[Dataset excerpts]
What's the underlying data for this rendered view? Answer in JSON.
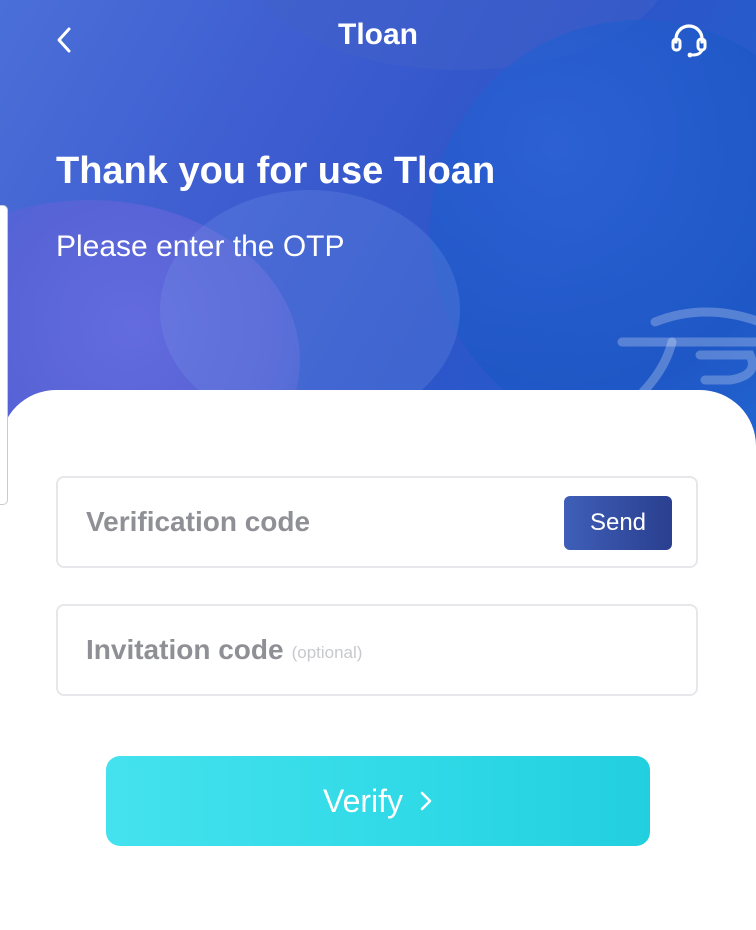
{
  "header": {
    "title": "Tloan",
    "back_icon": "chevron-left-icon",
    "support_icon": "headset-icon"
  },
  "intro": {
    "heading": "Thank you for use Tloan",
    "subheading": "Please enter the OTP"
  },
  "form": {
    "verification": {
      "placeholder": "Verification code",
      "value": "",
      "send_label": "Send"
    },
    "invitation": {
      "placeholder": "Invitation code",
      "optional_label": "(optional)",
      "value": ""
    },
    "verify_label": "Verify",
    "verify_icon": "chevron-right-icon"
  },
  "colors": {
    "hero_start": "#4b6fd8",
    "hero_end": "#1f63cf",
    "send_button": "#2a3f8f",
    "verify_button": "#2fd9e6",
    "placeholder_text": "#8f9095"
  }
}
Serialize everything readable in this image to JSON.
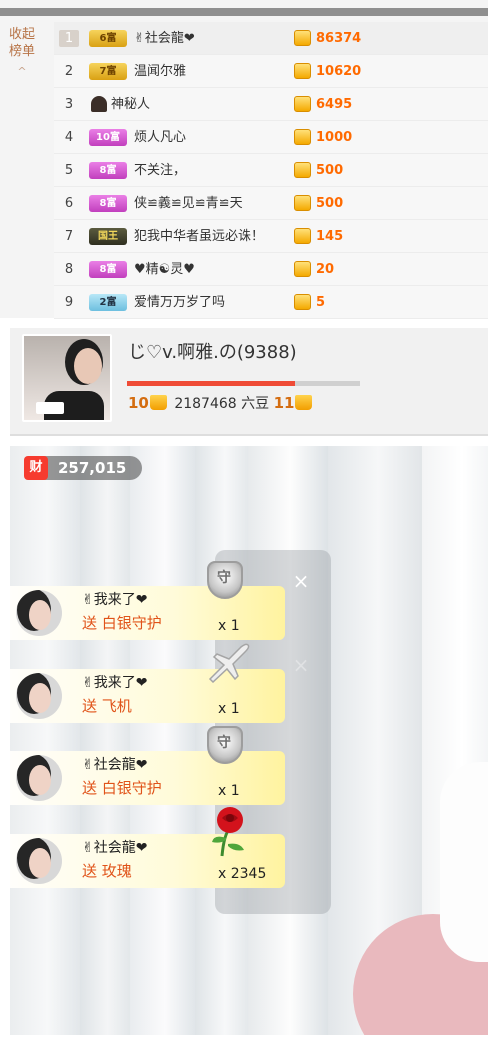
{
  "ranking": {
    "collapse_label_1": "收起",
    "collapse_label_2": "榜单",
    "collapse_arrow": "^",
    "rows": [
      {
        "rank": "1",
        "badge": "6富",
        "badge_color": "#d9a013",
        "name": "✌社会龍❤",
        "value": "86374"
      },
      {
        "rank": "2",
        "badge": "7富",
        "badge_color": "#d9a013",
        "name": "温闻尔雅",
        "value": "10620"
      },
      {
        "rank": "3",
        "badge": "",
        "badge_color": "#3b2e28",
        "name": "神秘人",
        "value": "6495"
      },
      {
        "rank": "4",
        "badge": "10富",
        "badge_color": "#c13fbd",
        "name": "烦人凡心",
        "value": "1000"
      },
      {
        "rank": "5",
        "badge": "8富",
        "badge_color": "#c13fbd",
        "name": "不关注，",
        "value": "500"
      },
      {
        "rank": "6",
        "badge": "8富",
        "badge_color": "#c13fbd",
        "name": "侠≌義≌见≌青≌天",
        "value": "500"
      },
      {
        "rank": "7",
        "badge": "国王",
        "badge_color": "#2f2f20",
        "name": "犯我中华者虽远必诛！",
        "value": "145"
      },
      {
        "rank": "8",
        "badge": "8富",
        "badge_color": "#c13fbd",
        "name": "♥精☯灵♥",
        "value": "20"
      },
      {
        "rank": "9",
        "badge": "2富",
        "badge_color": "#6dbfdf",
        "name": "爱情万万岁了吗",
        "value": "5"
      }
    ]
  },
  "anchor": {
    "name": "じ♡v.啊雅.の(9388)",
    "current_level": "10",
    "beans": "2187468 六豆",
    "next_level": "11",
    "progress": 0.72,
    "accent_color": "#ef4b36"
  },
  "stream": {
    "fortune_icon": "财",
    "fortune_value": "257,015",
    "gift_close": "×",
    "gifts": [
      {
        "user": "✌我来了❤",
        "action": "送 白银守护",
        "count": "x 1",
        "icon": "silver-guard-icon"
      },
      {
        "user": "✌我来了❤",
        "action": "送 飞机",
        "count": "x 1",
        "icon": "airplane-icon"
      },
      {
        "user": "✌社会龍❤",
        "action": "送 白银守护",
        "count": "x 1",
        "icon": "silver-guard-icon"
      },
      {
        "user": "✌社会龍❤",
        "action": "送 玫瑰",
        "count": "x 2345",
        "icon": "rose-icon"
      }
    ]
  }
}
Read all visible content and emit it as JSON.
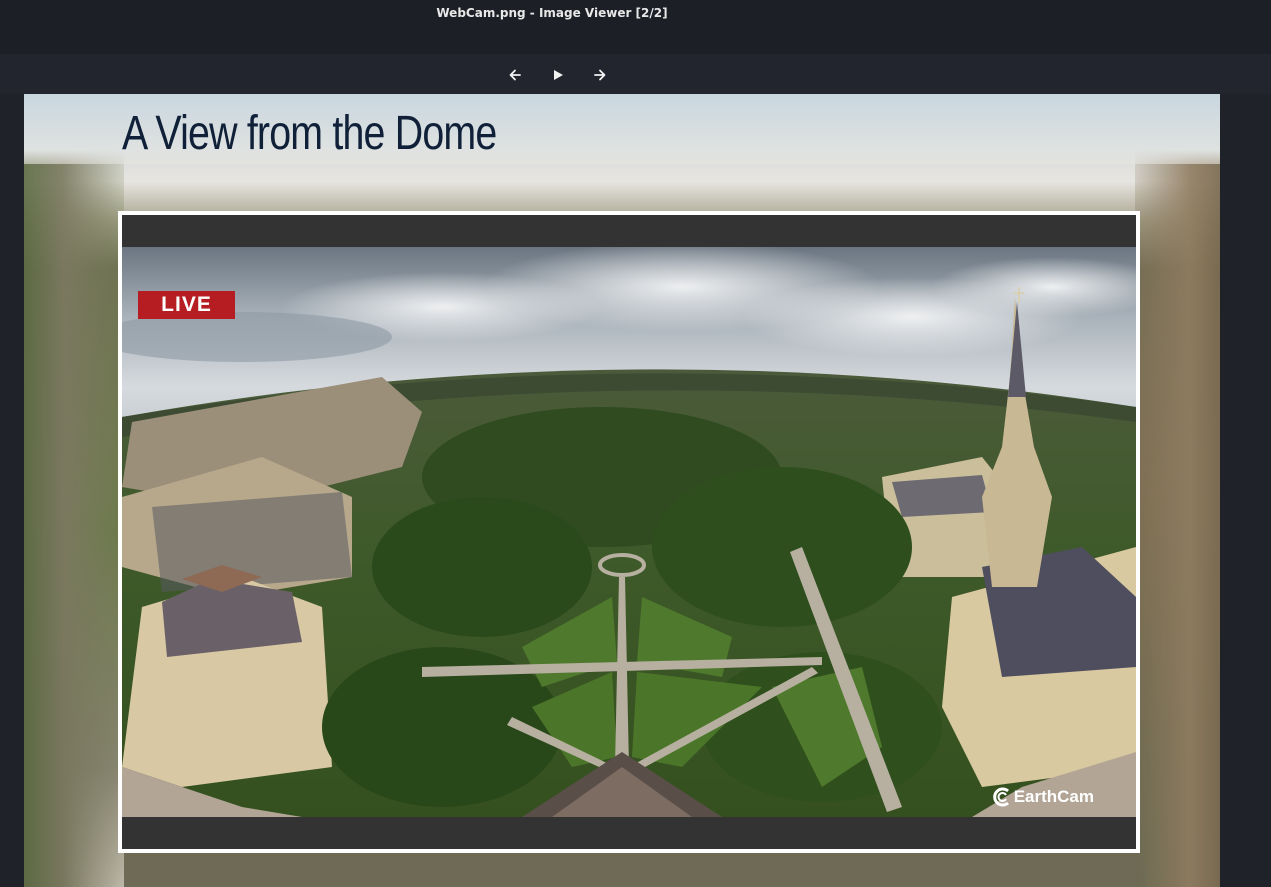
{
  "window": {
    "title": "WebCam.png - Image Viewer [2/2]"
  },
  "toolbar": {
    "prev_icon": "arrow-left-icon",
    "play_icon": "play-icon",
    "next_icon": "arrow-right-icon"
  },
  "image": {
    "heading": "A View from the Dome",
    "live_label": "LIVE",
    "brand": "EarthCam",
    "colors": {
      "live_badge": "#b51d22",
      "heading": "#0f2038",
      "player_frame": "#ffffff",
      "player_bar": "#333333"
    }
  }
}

Short task ▸ Your task is to transcribe all of the records precisely, with no images included.

Task result ▸
What's the underlying data for this rendered view? Answer in JSON.
{
  "header": {
    "title": "Tloan",
    "back_icon": "chevron-left-icon",
    "support_icon": "headset-icon"
  },
  "intro": {
    "heading": "Thank you for use Tloan",
    "subheading": "Please enter the OTP"
  },
  "form": {
    "verification": {
      "placeholder": "Verification code",
      "value": "",
      "send_label": "Send"
    },
    "invitation": {
      "placeholder": "Invitation code",
      "optional_label": "(optional)",
      "value": ""
    },
    "verify_label": "Verify",
    "verify_icon": "chevron-right-icon"
  },
  "colors": {
    "hero_start": "#4b6fd8",
    "hero_end": "#1f63cf",
    "send_button": "#2a3f8f",
    "verify_button": "#2fd9e6",
    "placeholder_text": "#8f9095"
  }
}
Serialize everything readable in this image to JSON.
{
  "ranking": {
    "collapse_label_1": "收起",
    "collapse_label_2": "榜单",
    "collapse_arrow": "^",
    "rows": [
      {
        "rank": "1",
        "badge": "6富",
        "badge_color": "#d9a013",
        "name": "✌社会龍❤",
        "value": "86374"
      },
      {
        "rank": "2",
        "badge": "7富",
        "badge_color": "#d9a013",
        "name": "温闻尔雅",
        "value": "10620"
      },
      {
        "rank": "3",
        "badge": "",
        "badge_color": "#3b2e28",
        "name": "神秘人",
        "value": "6495"
      },
      {
        "rank": "4",
        "badge": "10富",
        "badge_color": "#c13fbd",
        "name": "烦人凡心",
        "value": "1000"
      },
      {
        "rank": "5",
        "badge": "8富",
        "badge_color": "#c13fbd",
        "name": "不关注，",
        "value": "500"
      },
      {
        "rank": "6",
        "badge": "8富",
        "badge_color": "#c13fbd",
        "name": "侠≌義≌见≌青≌天",
        "value": "500"
      },
      {
        "rank": "7",
        "badge": "国王",
        "badge_color": "#2f2f20",
        "name": "犯我中华者虽远必诛！",
        "value": "145"
      },
      {
        "rank": "8",
        "badge": "8富",
        "badge_color": "#c13fbd",
        "name": "♥精☯灵♥",
        "value": "20"
      },
      {
        "rank": "9",
        "badge": "2富",
        "badge_color": "#6dbfdf",
        "name": "爱情万万岁了吗",
        "value": "5"
      }
    ]
  },
  "anchor": {
    "name": "じ♡v.啊雅.の(9388)",
    "current_level": "10",
    "beans": "2187468 六豆",
    "next_level": "11",
    "progress": 0.72,
    "accent_color": "#ef4b36"
  },
  "stream": {
    "fortune_icon": "财",
    "fortune_value": "257,015",
    "gift_close": "×",
    "gifts": [
      {
        "user": "✌我来了❤",
        "action": "送 白银守护",
        "count": "x 1",
        "icon": "silver-guard-icon"
      },
      {
        "user": "✌我来了❤",
        "action": "送 飞机",
        "count": "x 1",
        "icon": "airplane-icon"
      },
      {
        "user": "✌社会龍❤",
        "action": "送 白银守护",
        "count": "x 1",
        "icon": "silver-guard-icon"
      },
      {
        "user": "✌社会龍❤",
        "action": "送 玫瑰",
        "count": "x 2345",
        "icon": "rose-icon"
      }
    ]
  }
}
Read all visible content and emit it as JSON.
{
  "window": {
    "title": "WebCam.png - Image Viewer [2/2]"
  },
  "toolbar": {
    "prev_icon": "arrow-left-icon",
    "play_icon": "play-icon",
    "next_icon": "arrow-right-icon"
  },
  "image": {
    "heading": "A View from the Dome",
    "live_label": "LIVE",
    "brand": "EarthCam",
    "colors": {
      "live_badge": "#b51d22",
      "heading": "#0f2038",
      "player_frame": "#ffffff",
      "player_bar": "#333333"
    }
  }
}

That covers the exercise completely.